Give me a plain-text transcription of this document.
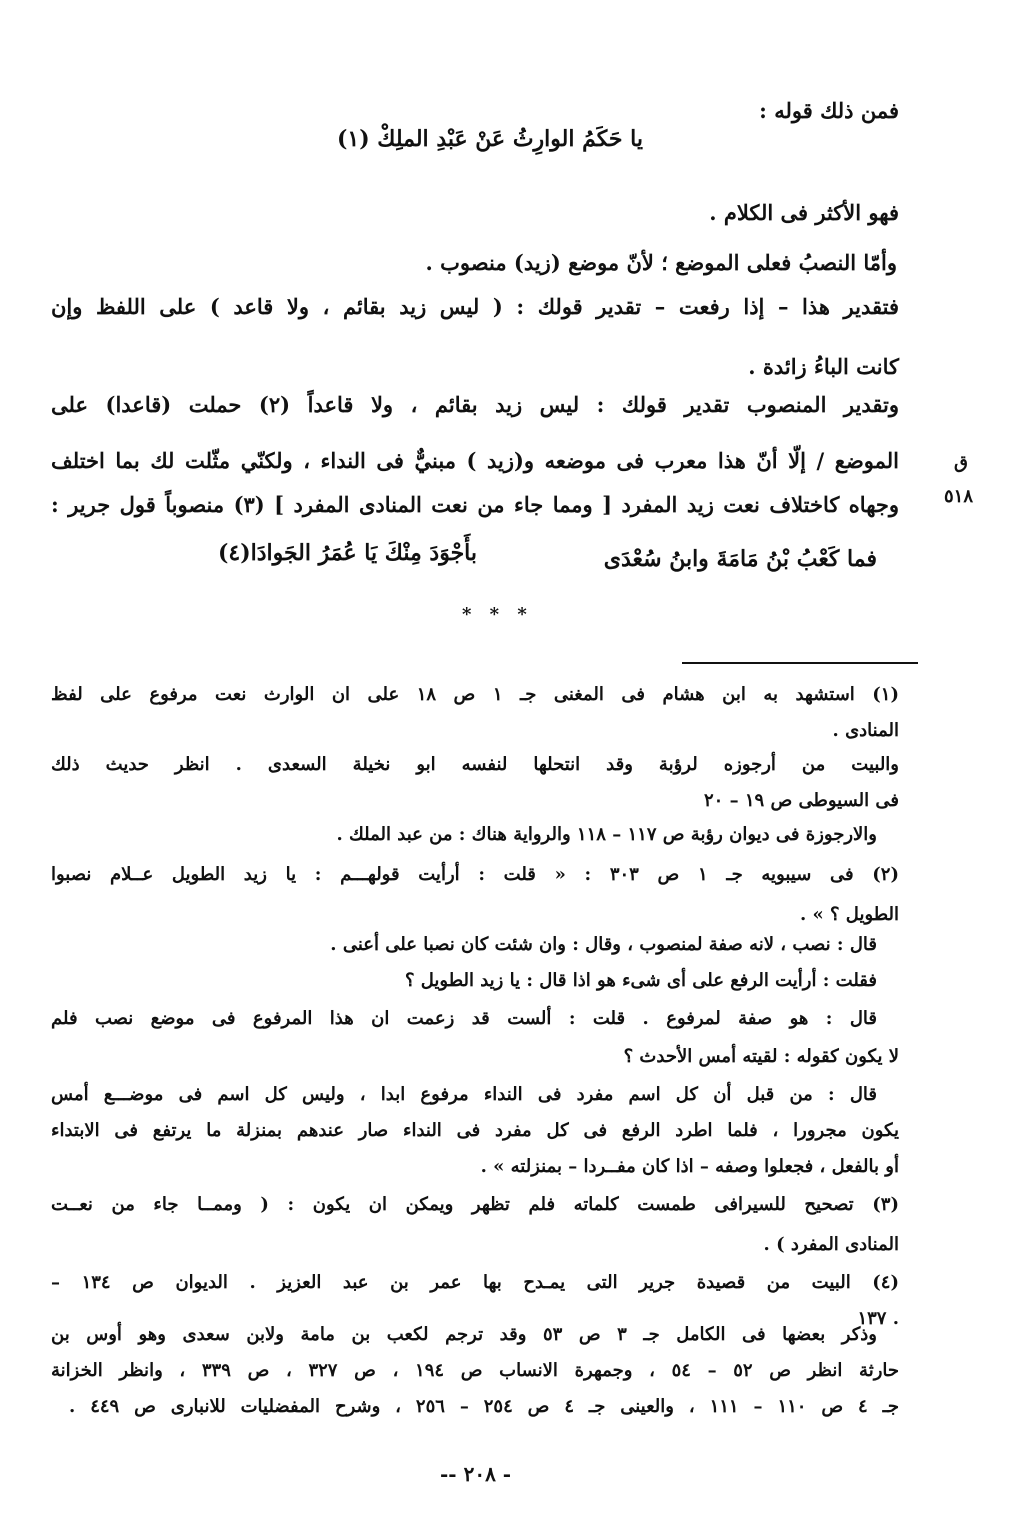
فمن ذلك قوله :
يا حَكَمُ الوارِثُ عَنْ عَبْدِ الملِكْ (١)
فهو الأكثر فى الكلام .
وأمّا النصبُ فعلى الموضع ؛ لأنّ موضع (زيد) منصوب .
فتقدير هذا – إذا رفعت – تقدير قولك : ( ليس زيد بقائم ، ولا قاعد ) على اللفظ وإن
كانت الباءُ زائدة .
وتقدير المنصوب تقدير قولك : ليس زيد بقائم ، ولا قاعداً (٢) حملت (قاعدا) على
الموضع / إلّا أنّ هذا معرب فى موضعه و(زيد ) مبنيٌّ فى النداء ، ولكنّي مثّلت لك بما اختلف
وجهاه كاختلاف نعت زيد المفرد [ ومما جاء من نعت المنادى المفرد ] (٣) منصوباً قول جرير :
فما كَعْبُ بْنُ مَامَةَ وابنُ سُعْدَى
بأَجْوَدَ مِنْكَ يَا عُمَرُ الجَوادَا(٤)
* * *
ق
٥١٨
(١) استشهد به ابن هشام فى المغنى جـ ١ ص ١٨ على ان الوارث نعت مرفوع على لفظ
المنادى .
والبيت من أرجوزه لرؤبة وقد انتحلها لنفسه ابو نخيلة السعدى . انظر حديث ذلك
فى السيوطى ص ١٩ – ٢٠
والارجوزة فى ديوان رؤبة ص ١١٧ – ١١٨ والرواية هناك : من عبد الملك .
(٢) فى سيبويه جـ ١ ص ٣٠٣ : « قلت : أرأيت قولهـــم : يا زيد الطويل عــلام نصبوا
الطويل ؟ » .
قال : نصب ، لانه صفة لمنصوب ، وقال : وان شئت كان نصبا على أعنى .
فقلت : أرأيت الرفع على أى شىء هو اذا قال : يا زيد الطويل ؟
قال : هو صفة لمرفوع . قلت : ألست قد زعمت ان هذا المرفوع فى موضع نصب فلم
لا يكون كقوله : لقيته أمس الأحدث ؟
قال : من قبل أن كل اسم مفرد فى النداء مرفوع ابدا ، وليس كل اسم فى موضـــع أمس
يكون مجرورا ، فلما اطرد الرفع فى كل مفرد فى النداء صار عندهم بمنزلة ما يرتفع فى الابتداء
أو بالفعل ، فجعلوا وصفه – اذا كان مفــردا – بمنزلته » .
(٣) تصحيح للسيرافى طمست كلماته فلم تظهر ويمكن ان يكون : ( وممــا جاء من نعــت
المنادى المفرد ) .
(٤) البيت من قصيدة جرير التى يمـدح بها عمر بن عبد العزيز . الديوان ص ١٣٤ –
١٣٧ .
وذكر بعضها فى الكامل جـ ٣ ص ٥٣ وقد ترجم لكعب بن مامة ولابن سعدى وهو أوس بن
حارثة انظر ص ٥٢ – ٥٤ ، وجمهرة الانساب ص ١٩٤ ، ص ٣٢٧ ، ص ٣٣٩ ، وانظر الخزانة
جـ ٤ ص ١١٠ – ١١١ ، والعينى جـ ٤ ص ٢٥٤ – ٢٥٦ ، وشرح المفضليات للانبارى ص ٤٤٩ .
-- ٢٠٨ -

# # # # # # #

The answer is a single number: how many lines include the word "الموضع"?

2